## Provided data
↓

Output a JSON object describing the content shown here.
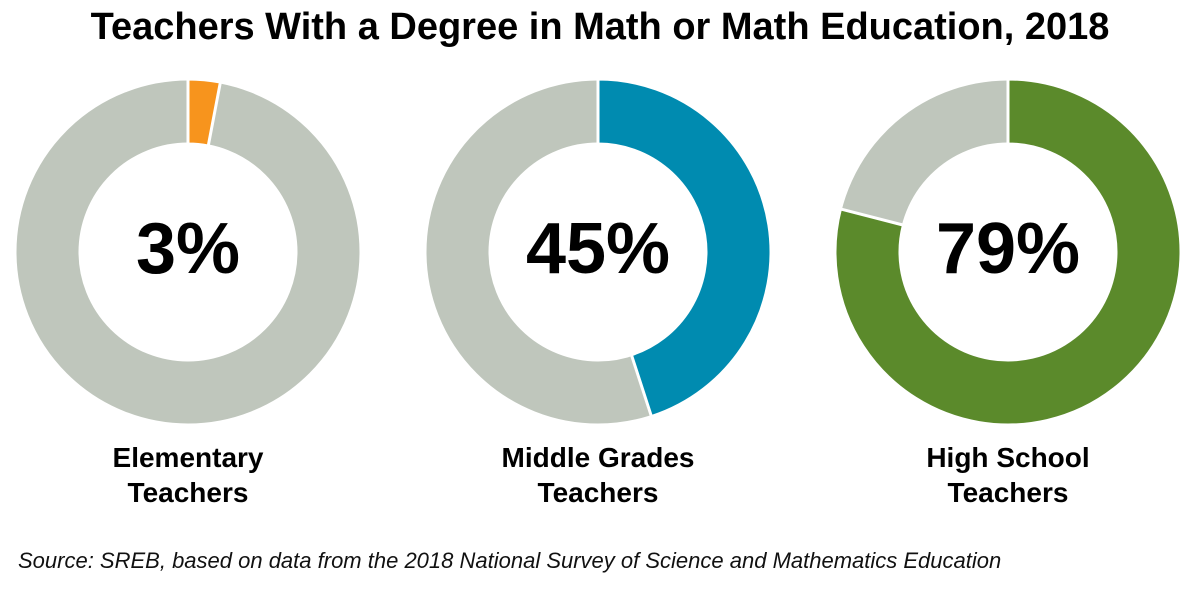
{
  "title": "Teachers With a Degree in Math or Math Education, 2018",
  "source": "Source: SREB, based on data from the 2018 National Survey of Science and Mathematics Education",
  "chart_data": [
    {
      "type": "donut",
      "category": "Elementary Teachers",
      "values": [
        3
      ],
      "value_labels": [
        "3%"
      ],
      "color": "#f7941d",
      "rest_color": "#bfc6bc"
    },
    {
      "type": "donut",
      "category": "Middle Grades Teachers",
      "values": [
        45
      ],
      "value_labels": [
        "45%"
      ],
      "color": "#008bb0",
      "rest_color": "#bfc6bc"
    },
    {
      "type": "donut",
      "category": "High School Teachers",
      "values": [
        79
      ],
      "value_labels": [
        "79%"
      ],
      "color": "#5b8a2b",
      "rest_color": "#bfc6bc"
    }
  ]
}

↑

## Directive
Pictures are not part of the copy; reproduce everything else in the records exactly.

## Answer below
Output a JSON object describing the content shown here.
{
  "title": "Teachers With a Degree in Math or Math Education, 2018",
  "source": "Source: SREB, based on data from the 2018 National Survey of Science and Mathematics Education",
  "chart_data": [
    {
      "type": "donut",
      "category": "Elementary Teachers",
      "values": [
        3
      ],
      "value_labels": [
        "3%"
      ],
      "color": "#f7941d",
      "rest_color": "#bfc6bc"
    },
    {
      "type": "donut",
      "category": "Middle Grades Teachers",
      "values": [
        45
      ],
      "value_labels": [
        "45%"
      ],
      "color": "#008bb0",
      "rest_color": "#bfc6bc"
    },
    {
      "type": "donut",
      "category": "High School Teachers",
      "values": [
        79
      ],
      "value_labels": [
        "79%"
      ],
      "color": "#5b8a2b",
      "rest_color": "#bfc6bc"
    }
  ]
}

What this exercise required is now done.